> **WHAT THE EXERCISE ASKS**: Rewrite the material below with every occurrence of "Normalized" replaced by "Rebased", leaving everything else unchanged.

> **MATERIAL PROVIDED**:
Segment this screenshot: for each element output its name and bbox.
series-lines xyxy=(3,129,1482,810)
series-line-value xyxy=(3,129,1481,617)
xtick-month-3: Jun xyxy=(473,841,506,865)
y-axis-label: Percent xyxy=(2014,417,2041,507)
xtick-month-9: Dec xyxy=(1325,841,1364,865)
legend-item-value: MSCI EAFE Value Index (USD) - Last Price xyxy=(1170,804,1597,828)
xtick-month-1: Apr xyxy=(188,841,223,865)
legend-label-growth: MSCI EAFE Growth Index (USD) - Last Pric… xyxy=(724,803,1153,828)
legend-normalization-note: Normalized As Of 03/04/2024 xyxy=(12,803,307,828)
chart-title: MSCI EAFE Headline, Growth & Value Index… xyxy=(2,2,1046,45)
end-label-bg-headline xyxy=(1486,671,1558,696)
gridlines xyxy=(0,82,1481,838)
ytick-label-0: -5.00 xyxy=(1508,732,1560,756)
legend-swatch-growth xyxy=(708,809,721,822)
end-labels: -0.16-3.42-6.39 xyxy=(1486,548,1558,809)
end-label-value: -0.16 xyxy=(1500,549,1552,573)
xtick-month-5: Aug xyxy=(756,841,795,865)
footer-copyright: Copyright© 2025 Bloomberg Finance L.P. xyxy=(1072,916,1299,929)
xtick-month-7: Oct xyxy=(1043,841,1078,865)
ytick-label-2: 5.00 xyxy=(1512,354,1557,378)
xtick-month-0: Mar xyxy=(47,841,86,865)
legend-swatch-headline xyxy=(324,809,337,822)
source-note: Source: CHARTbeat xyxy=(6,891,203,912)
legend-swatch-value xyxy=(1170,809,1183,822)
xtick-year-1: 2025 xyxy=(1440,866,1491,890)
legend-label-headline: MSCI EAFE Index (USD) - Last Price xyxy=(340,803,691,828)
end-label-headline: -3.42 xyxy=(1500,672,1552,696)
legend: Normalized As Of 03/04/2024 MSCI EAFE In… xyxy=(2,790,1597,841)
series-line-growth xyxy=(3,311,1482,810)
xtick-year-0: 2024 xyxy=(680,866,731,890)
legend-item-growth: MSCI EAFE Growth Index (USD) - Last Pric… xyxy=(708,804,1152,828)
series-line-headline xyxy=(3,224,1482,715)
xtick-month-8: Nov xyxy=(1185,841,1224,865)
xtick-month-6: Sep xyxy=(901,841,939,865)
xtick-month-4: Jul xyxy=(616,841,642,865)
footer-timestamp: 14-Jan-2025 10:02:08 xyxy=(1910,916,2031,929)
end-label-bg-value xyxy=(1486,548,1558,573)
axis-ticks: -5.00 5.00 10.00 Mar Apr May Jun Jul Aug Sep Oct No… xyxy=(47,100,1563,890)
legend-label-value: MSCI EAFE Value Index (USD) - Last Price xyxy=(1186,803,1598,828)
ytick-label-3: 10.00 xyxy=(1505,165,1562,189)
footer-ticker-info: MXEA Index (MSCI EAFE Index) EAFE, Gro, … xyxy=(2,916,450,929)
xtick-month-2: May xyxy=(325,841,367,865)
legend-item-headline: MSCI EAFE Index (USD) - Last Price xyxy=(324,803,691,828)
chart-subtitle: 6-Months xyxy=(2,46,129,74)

> **RESULT BELOW**:
Segment this screenshot: for each element output its name and bbox.
series-lines xyxy=(3,129,1482,810)
series-line-value xyxy=(3,129,1481,617)
xtick-month-3: Jun xyxy=(473,841,506,865)
y-axis-label: Percent xyxy=(2014,417,2041,507)
xtick-month-9: Dec xyxy=(1325,841,1364,865)
legend-item-value: MSCI EAFE Value Index (USD) - Last Price xyxy=(1170,804,1597,828)
xtick-month-1: Apr xyxy=(188,841,223,865)
legend-label-growth: MSCI EAFE Growth Index (USD) - Last Pric… xyxy=(724,803,1153,828)
legend-normalization-note: Rebased As Of 03/04/2024 xyxy=(12,803,307,828)
chart-title: MSCI EAFE Headline, Growth & Value Index… xyxy=(2,2,1046,45)
end-label-bg-headline xyxy=(1486,671,1558,696)
gridlines xyxy=(0,82,1481,838)
ytick-label-0: -5.00 xyxy=(1508,732,1560,756)
legend-swatch-growth xyxy=(708,809,721,822)
end-labels: -0.16-3.42-6.39 xyxy=(1486,548,1558,809)
end-label-value: -0.16 xyxy=(1500,549,1552,573)
xtick-month-5: Aug xyxy=(756,841,795,865)
footer-copyright: Copyright© 2025 Bloomberg Finance L.P. xyxy=(1072,916,1299,929)
xtick-month-7: Oct xyxy=(1043,841,1078,865)
ytick-label-2: 5.00 xyxy=(1512,354,1557,378)
xtick-month-0: Mar xyxy=(47,841,86,865)
legend-swatch-headline xyxy=(324,809,337,822)
source-note: Source: CHARTbeat xyxy=(6,891,203,912)
legend-swatch-value xyxy=(1170,809,1183,822)
xtick-year-1: 2025 xyxy=(1440,866,1491,890)
legend-label-headline: MSCI EAFE Index (USD) - Last Price xyxy=(340,803,691,828)
end-label-headline: -3.42 xyxy=(1500,672,1552,696)
legend: Rebased As Of 03/04/2024 MSCI EAFE In… xyxy=(2,790,1597,841)
series-line-growth xyxy=(3,311,1482,810)
xtick-year-0: 2024 xyxy=(680,866,731,890)
legend-item-growth: MSCI EAFE Growth Index (USD) - Last Pric… xyxy=(708,804,1152,828)
series-line-headline xyxy=(3,224,1482,715)
xtick-month-8: Nov xyxy=(1185,841,1224,865)
xtick-month-6: Sep xyxy=(901,841,939,865)
xtick-month-4: Jul xyxy=(616,841,642,865)
footer-timestamp: 14-Jan-2025 10:02:08 xyxy=(1910,916,2031,929)
end-label-bg-value xyxy=(1486,548,1558,573)
axis-ticks: -5.00 5.00 10.00 Mar Apr May Jun Jul Aug Sep Oct No… xyxy=(47,100,1563,890)
legend-label-value: MSCI EAFE Value Index (USD) - Last Price xyxy=(1186,803,1598,828)
ytick-label-3: 10.00 xyxy=(1505,165,1562,189)
footer-ticker-info: MXEA Index (MSCI EAFE Index) EAFE, Gro, … xyxy=(2,916,450,929)
xtick-month-2: May xyxy=(325,841,367,865)
legend-item-headline: MSCI EAFE Index (USD) - Last Price xyxy=(324,803,691,828)
chart-subtitle: 6-Months xyxy=(2,46,129,74)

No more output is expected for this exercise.